Given exercise A →
In the printing apparatus description, rewrite the passage starting with "BRIEF DESCRIPTION OF" and going on through "to an embodiment.", changing "accompanying drawings" to "attached figures".

Source text →
BRIEF DESCRIPTION OF THE DRAWINGS
[0032] The invention will be described with reference to the
accompanying drawings, wherein like numbers reference like
elements.
[0033] FIG. 1 is an explanatory diagram schematically illustrating
a structure of a printing apparatus according to an embodiment.
[0034] FIG. 2 is a system diagram of an ink supply system in the
printing apparatus.
[0035] FIG. 3 is a cross-sectional view of a gear pump according to
the embodiment.
[0036] FIG. 4A is a plan view of a pump unit in the gear pump. FIG.
4B is an enlarged cross-sectional view taken along line IVB-IVB in
FIG. 4A. FIG. 4C is a diagram illustrating a dimensional and
positional relationship between a driving gear shaft and a driving
side bearing.
[0037] FIG. 5 is a perspective view of a gear assembly.
[0038] FIG. 6 is a perspective view of a bearing frame (frame main
body).
DESCRIPTION OF EXEMPLARY EMBODIMENTS
[0039] Below, the gear pump and printing apparatus to which the
gear pump is mounted according to an embodiment of the invention
will be described with reference to the attached drawings. The
printing apparatus performs printing by feeding a set printing
medium in a roll-to-roll format, and discharging an
ultraviolet-curable ink (below, referred to as a "UV ink") to the
printing medium being fed with an ink jet method. The gear pump is
incorporated into the ink supply system of the printing apparatus
as a circulation pump.
Structure of Printing Apparatus
[0040] FIG. 1 is an explanatory diagram schematically illustrating
the structure of the printing apparatus according to the
embodiment. As shown in the drawing, the printing apparatus 100 is
provided with a medium feed unit 101 that feeds a sheet-like
printing medium P in a roll-to-roll format, a printing unit 102
that performs printing on the printing medium P being fed using the
UV ink, an ink supply mechanism 103 that supplies the UV ink to the
printing unit 102, and an apparatus cover 104 that accommodates
these internal devices. The material of the printing medium P is
not particularly limited, and various printing media such as paper
or film-based media are used.
[0041] The medium feed unit 101 is provided with a delivery reel
111 that delivers the printing medium P that is wound in a roll
shape, a rotary drum 112 that performs feeding while holding the
delivered printing medium P in order to perform printing, a winding
reel 113 that winds up the printing medium P fed out from the
rotary drum 112 into a roll shape, and a plurality of rollers 114
that regulate (path modification) the feed path of the printing
medium with the rotary drum 112 as a center.
[0042] The printing medium P is fed so as to be held by frictional
force to the outer circumferential surface of the rotary drum 112,
and to move around by rotation of the rotary drum 112. The printing
unit 102 is opposite a portion of the outer circumferential surface
of the rotary drum 112, and discharges (prints) the UV ink onto the
printing medium P being sent out based on the printing data. That
is, the rotary drum 112 serves as a platen in the printing unit
102.
[0043] The printing unit 102 includes a plurality of head units
117, and is provided with an ink discharge unit 116 that discharges
the UV ink onto the printing medium P, and a radiation unit 118
that causes the UV ink with which the printing medium P is coated
to be cured through radiation of ultraviolet rays.

Given exercise B →
From the records, copy verbatim the lines starting with the line with "data-point — [584, 1439, 601, 1456]" and going on through the line with "data-point — [704, 1316, 722, 1334]".

Material supplied →
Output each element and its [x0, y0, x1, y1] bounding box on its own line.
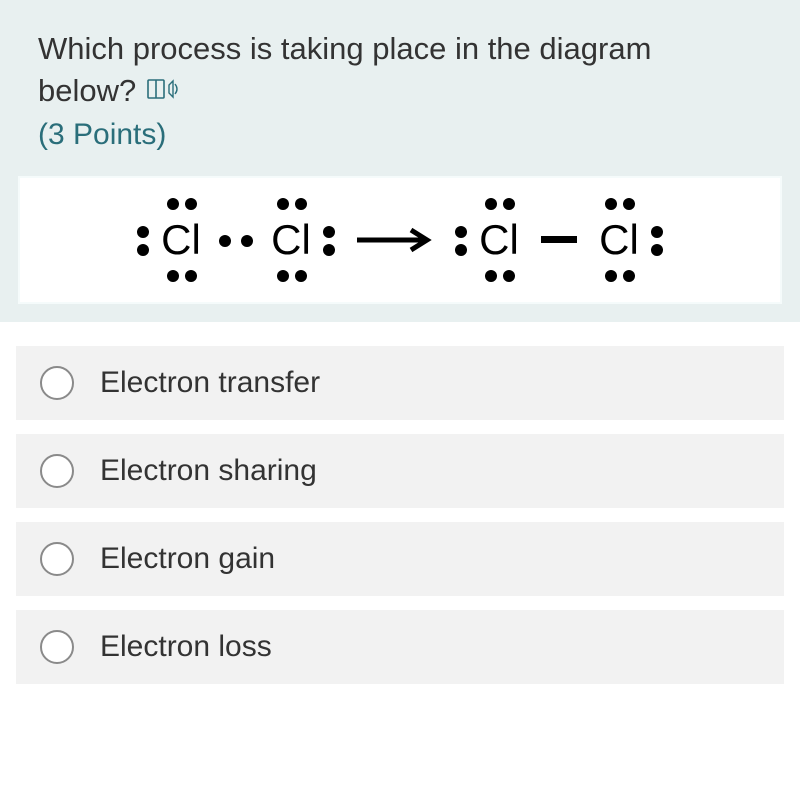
electron-dot [219, 235, 231, 247]
electron-dot [295, 270, 307, 282]
diagram-container: Cl Cl Cl [0, 176, 800, 322]
electron-dot [167, 270, 179, 282]
reactant-atom-1: Cl [137, 196, 225, 284]
electron-dot [137, 244, 149, 256]
radio-icon[interactable] [40, 542, 74, 576]
option-label: Electron transfer [100, 366, 320, 400]
atom-symbol: Cl [271, 216, 311, 264]
electron-dot [503, 270, 515, 282]
option-label: Electron sharing [100, 454, 317, 488]
electron-dot [295, 198, 307, 210]
radio-icon[interactable] [40, 366, 74, 400]
electron-dot [623, 270, 635, 282]
atom-symbol: Cl [599, 216, 639, 264]
electron-dot [485, 198, 497, 210]
radio-icon[interactable] [40, 454, 74, 488]
electron-dot [605, 270, 617, 282]
electron-dot [277, 270, 289, 282]
product-atom-1: Cl [455, 196, 543, 284]
points-label: (3 Points) [38, 118, 762, 152]
atom-symbol: Cl [479, 216, 519, 264]
electron-dot [323, 226, 335, 238]
option-electron-sharing[interactable]: Electron sharing [16, 434, 784, 508]
electron-dot [485, 270, 497, 282]
electron-dot [167, 198, 179, 210]
option-electron-loss[interactable]: Electron loss [16, 610, 784, 684]
reactant-atom-2: Cl [247, 196, 335, 284]
answer-options: Electron transfer Electron sharing Elect… [0, 322, 800, 684]
question-line-2: below? [38, 73, 136, 108]
electron-dot [323, 244, 335, 256]
covalent-bond [541, 236, 577, 243]
atom-symbol: Cl [161, 216, 201, 264]
question-header: Which process is taking place in the dia… [0, 0, 800, 176]
reaction-arrow [335, 225, 455, 255]
question-text: Which process is taking place in the dia… [38, 28, 762, 114]
electron-dot [651, 226, 663, 238]
electron-dot [623, 198, 635, 210]
immersive-reader-icon[interactable] [147, 72, 181, 114]
electron-dot [455, 226, 467, 238]
electron-dot [185, 270, 197, 282]
option-electron-gain[interactable]: Electron gain [16, 522, 784, 596]
electron-dot [503, 198, 515, 210]
electron-dot [605, 198, 617, 210]
electron-dot [241, 235, 253, 247]
product-atom-2: Cl [575, 196, 663, 284]
electron-dot [651, 244, 663, 256]
electron-dot [137, 226, 149, 238]
electron-dot [455, 244, 467, 256]
radio-icon[interactable] [40, 630, 74, 664]
electron-dot [185, 198, 197, 210]
electron-dot [277, 198, 289, 210]
lewis-diagram: Cl Cl Cl [18, 176, 782, 304]
option-electron-transfer[interactable]: Electron transfer [16, 346, 784, 420]
question-line-1: Which process is taking place in the dia… [38, 31, 651, 66]
option-label: Electron loss [100, 630, 272, 664]
option-label: Electron gain [100, 542, 275, 576]
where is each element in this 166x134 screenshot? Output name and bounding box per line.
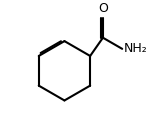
Text: NH₂: NH₂	[124, 42, 147, 55]
Text: O: O	[98, 2, 108, 15]
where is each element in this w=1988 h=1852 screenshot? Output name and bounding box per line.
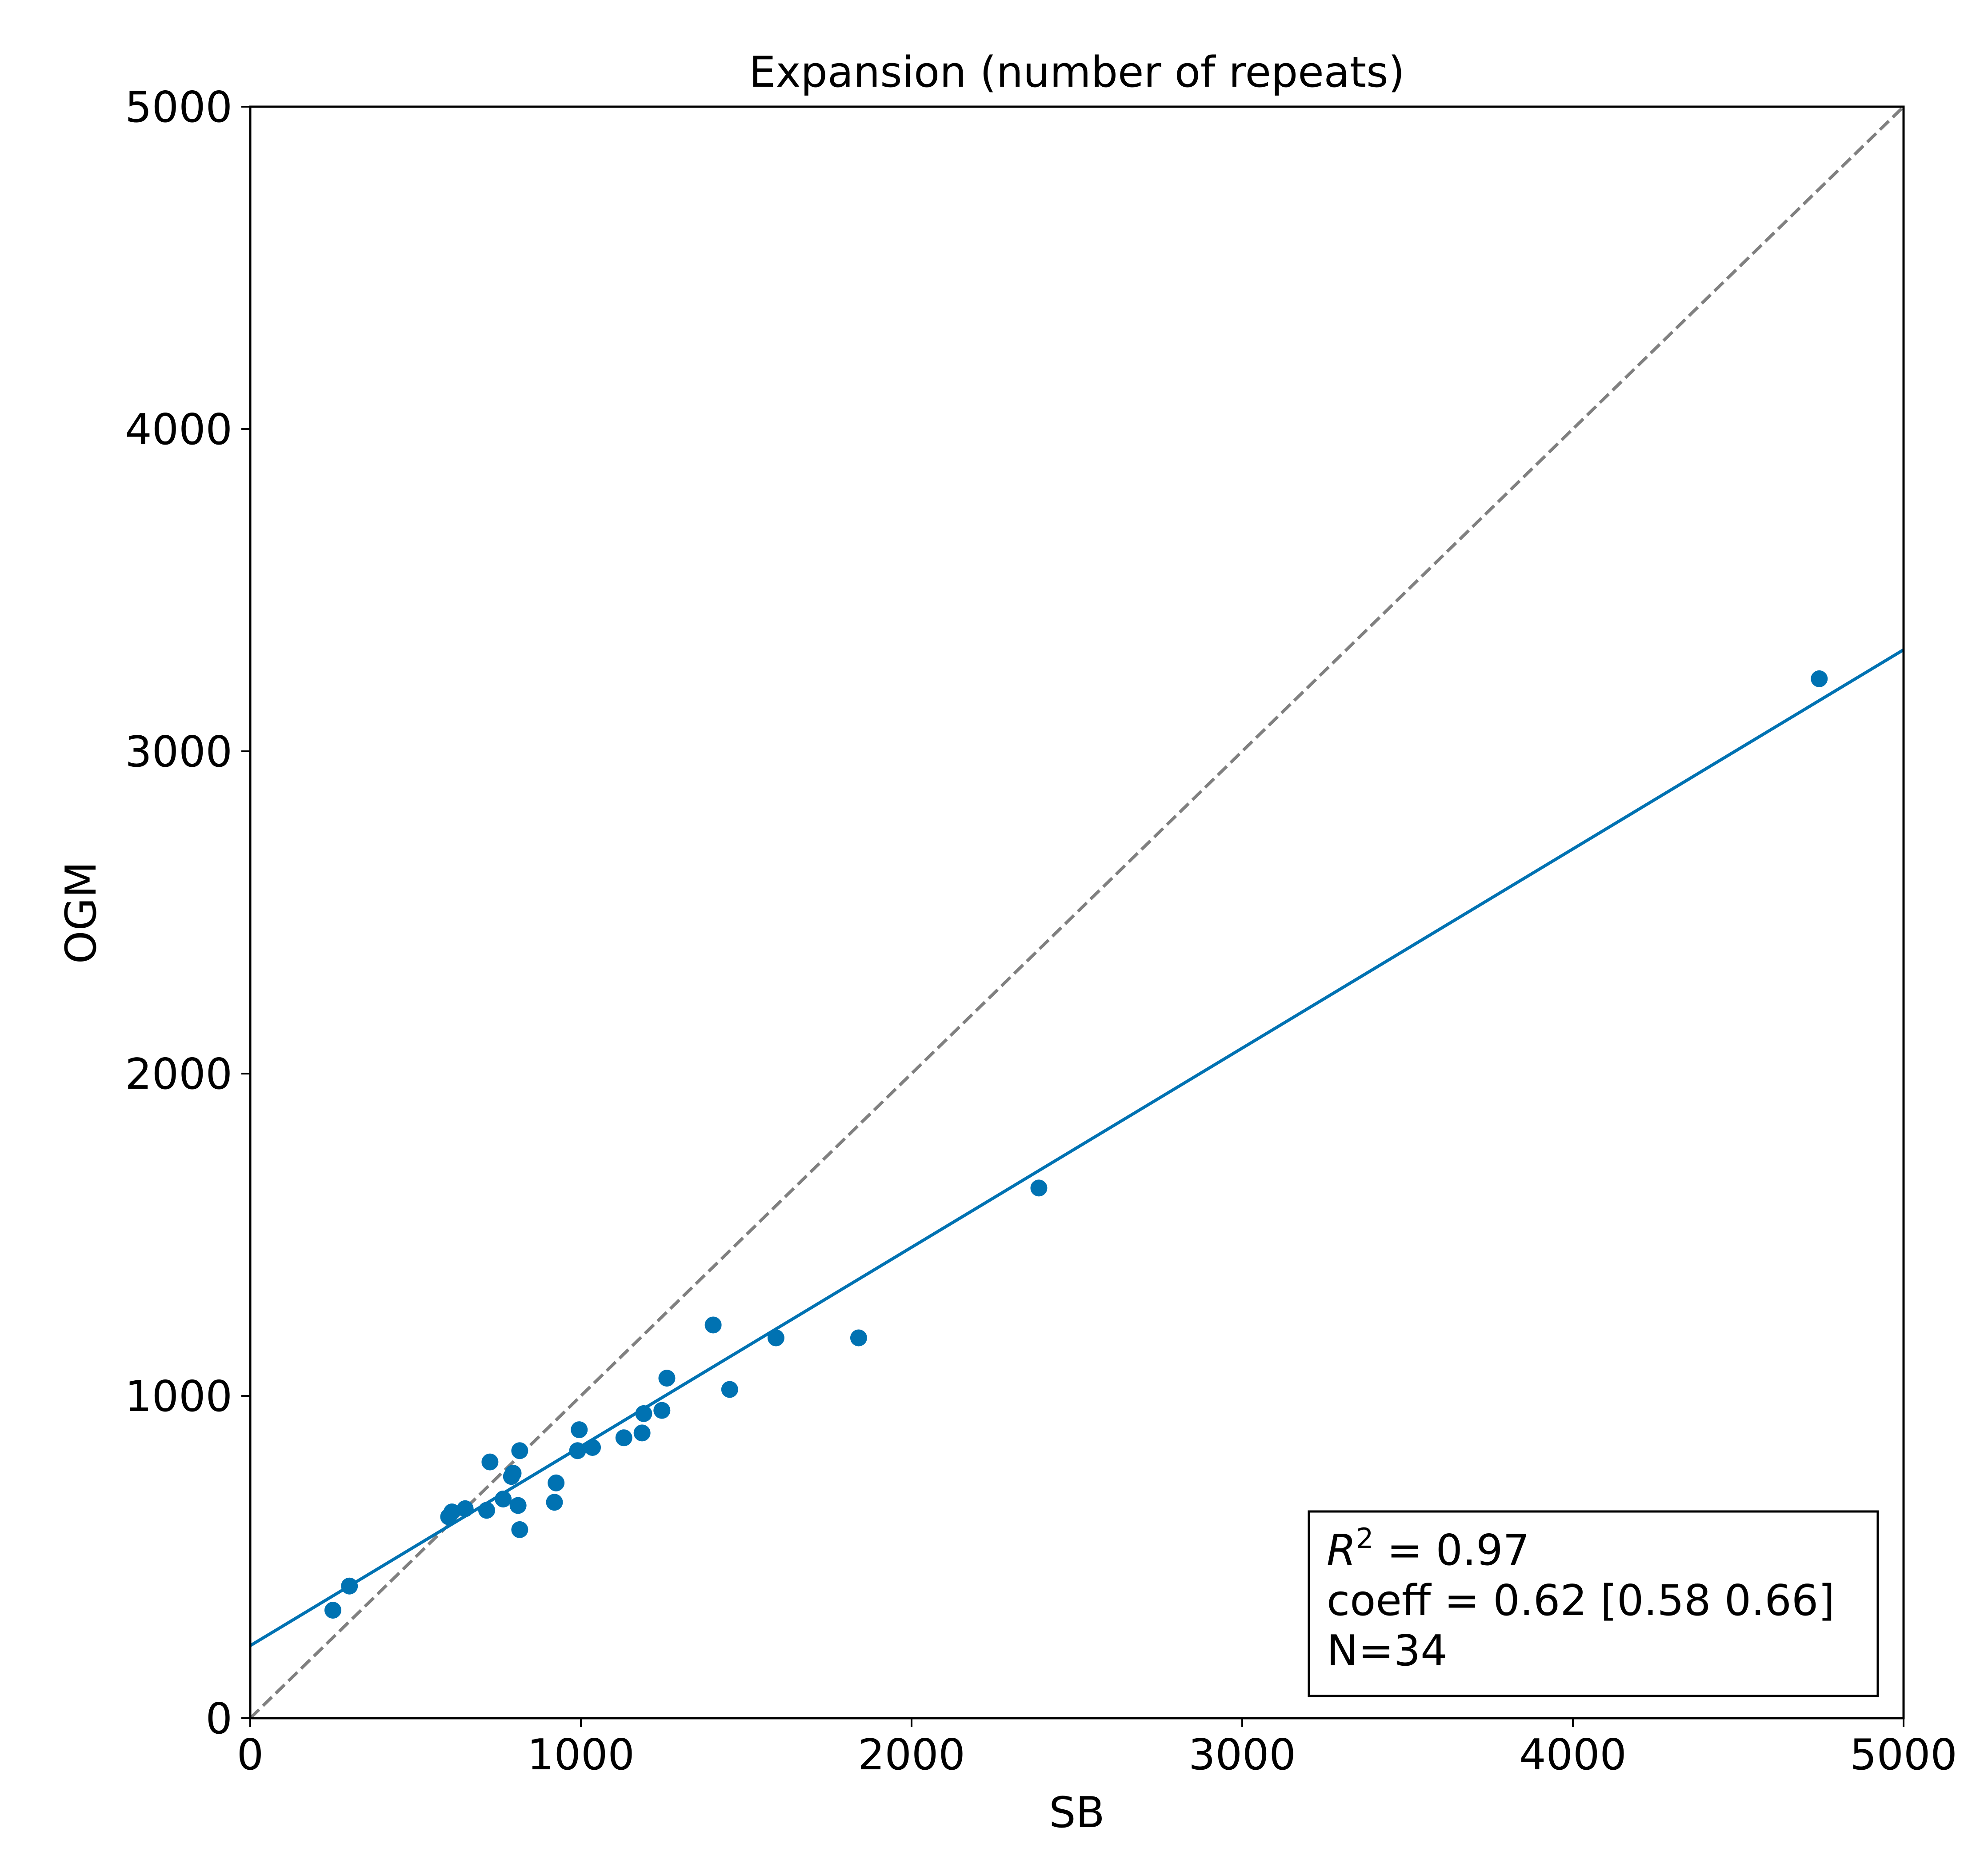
data-point — [584, 1439, 601, 1456]
data-point — [443, 1503, 460, 1520]
data-point — [341, 1577, 358, 1595]
y-tick-label: 3000 — [125, 728, 232, 777]
data-point — [1030, 1179, 1048, 1197]
regression-line — [249, 648, 1904, 1647]
r-squared-text: R2 = 0.97 — [1327, 1522, 1530, 1575]
data-point — [1811, 670, 1828, 687]
x-tick-label: 1000 — [527, 1731, 635, 1780]
data-point — [850, 1329, 867, 1347]
data-point — [569, 1442, 586, 1459]
r-squared-exponent: 2 — [1356, 1522, 1373, 1555]
n-count-text: N=34 — [1327, 1627, 1448, 1676]
x-tick-label: 0 — [237, 1731, 264, 1780]
stats-box-frame — [1308, 1510, 1879, 1697]
coeff-text: coeff = 0.62 [0.58 0.66] — [1327, 1576, 1835, 1625]
x-axis-label: SB — [1049, 1788, 1104, 1837]
data-point — [721, 1381, 738, 1398]
data-point — [509, 1497, 527, 1514]
data-points — [324, 670, 1828, 1619]
data-point — [478, 1502, 495, 1519]
r-squared-symbol: R — [1327, 1526, 1356, 1575]
y-tick-label: 4000 — [125, 405, 232, 454]
axis-ticks: 0 1000 2000 3000 4000 5000 0 1000 2000 3000 4000 50… — [125, 83, 1957, 1780]
data-point — [571, 1421, 588, 1439]
x-tick-label: 2000 — [858, 1731, 965, 1780]
data-point — [504, 1465, 522, 1482]
data-point — [767, 1329, 784, 1347]
data-point — [481, 1453, 499, 1471]
data-point — [548, 1474, 565, 1491]
y-tick-label: 2000 — [125, 1050, 232, 1099]
y-tick-label: 0 — [206, 1695, 232, 1744]
y-tick-label: 5000 — [125, 83, 232, 132]
data-point — [495, 1491, 512, 1507]
data-point — [511, 1442, 528, 1459]
data-point — [615, 1429, 632, 1447]
x-tick-label: 5000 — [1850, 1731, 1957, 1780]
data-point — [658, 1370, 676, 1387]
stats-box: R2 = 0.97 coeff = 0.62 [0.58 0.66] N=34 — [1308, 1510, 1879, 1697]
plot-frame — [249, 105, 1905, 1720]
chart-title: Expansion (number of repeats) — [749, 48, 1404, 97]
x-tick-label: 3000 — [1188, 1731, 1296, 1780]
data-point — [653, 1402, 671, 1419]
data-point — [456, 1500, 474, 1517]
data-point — [546, 1494, 563, 1511]
data-point — [635, 1405, 652, 1422]
data-point — [324, 1602, 341, 1619]
data-point — [633, 1424, 651, 1442]
y-axis-label: OGM — [57, 862, 106, 964]
data-point — [511, 1521, 528, 1538]
y-tick-label: 1000 — [125, 1372, 232, 1421]
x-tick-label: 4000 — [1519, 1731, 1627, 1780]
data-point — [704, 1316, 722, 1334]
r-squared-value: = 0.97 — [1373, 1526, 1530, 1575]
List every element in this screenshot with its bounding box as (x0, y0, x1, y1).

Output A →
BRIEF DESCRIPTION OF THE DRAWINGS
[0032] The invention will be described with reference to the
attached figures, wherein like numbers reference like
elements.
[0033] FIG. 1 is an explanatory diagram schematically illustrating
a structure of a printing apparatus according to an embodiment.

Output B →
data-point — [584, 1439, 601, 1456]
data-point — [443, 1503, 460, 1520]
data-point — [341, 1577, 358, 1595]
y-tick-label: 3000 — [125, 728, 232, 777]
data-point — [1030, 1179, 1048, 1197]
regression-line — [249, 648, 1904, 1647]
r-squared-text: R2 = 0.97 — [1327, 1522, 1530, 1575]
data-point — [1811, 670, 1828, 687]
x-tick-label: 1000 — [527, 1731, 635, 1780]
data-point — [850, 1329, 867, 1347]
data-point — [569, 1442, 586, 1459]
r-squared-exponent: 2 — [1356, 1522, 1373, 1555]
n-count-text: N=34 — [1327, 1627, 1448, 1676]
x-tick-label: 0 — [237, 1731, 264, 1780]
stats-box-frame — [1308, 1510, 1879, 1697]
coeff-text: coeff = 0.62 [0.58 0.66] — [1327, 1576, 1835, 1625]
x-axis-label: SB — [1049, 1788, 1104, 1837]
data-point — [721, 1381, 738, 1398]
data-point — [509, 1497, 527, 1514]
data-points — [324, 670, 1828, 1619]
data-point — [478, 1502, 495, 1519]
r-squared-symbol: R — [1327, 1526, 1356, 1575]
y-tick-label: 4000 — [125, 405, 232, 454]
axis-ticks: 0 1000 2000 3000 4000 5000 0 1000 2000 3000 4000 50… — [125, 83, 1957, 1780]
data-point — [571, 1421, 588, 1439]
x-tick-label: 2000 — [858, 1731, 965, 1780]
data-point — [504, 1465, 522, 1482]
data-point — [767, 1329, 784, 1347]
data-point — [481, 1453, 499, 1471]
data-point — [548, 1474, 565, 1491]
y-tick-label: 2000 — [125, 1050, 232, 1099]
y-tick-label: 0 — [206, 1695, 232, 1744]
y-tick-label: 5000 — [125, 83, 232, 132]
data-point — [495, 1491, 512, 1507]
data-point — [511, 1442, 528, 1459]
data-point — [615, 1429, 632, 1447]
x-tick-label: 5000 — [1850, 1731, 1957, 1780]
data-point — [658, 1370, 676, 1387]
stats-box: R2 = 0.97 coeff = 0.62 [0.58 0.66] N=34 — [1308, 1510, 1879, 1697]
plot-frame — [249, 105, 1905, 1720]
chart-title: Expansion (number of repeats) — [749, 48, 1404, 97]
x-tick-label: 3000 — [1188, 1731, 1296, 1780]
data-point — [653, 1402, 671, 1419]
data-point — [456, 1500, 474, 1517]
data-point — [546, 1494, 563, 1511]
data-point — [635, 1405, 652, 1422]
data-point — [324, 1602, 341, 1619]
data-point — [633, 1424, 651, 1442]
y-axis-label: OGM — [57, 862, 106, 964]
data-point — [511, 1521, 528, 1538]
y-tick-label: 1000 — [125, 1372, 232, 1421]
x-tick-label: 4000 — [1519, 1731, 1627, 1780]
data-point — [704, 1316, 722, 1334]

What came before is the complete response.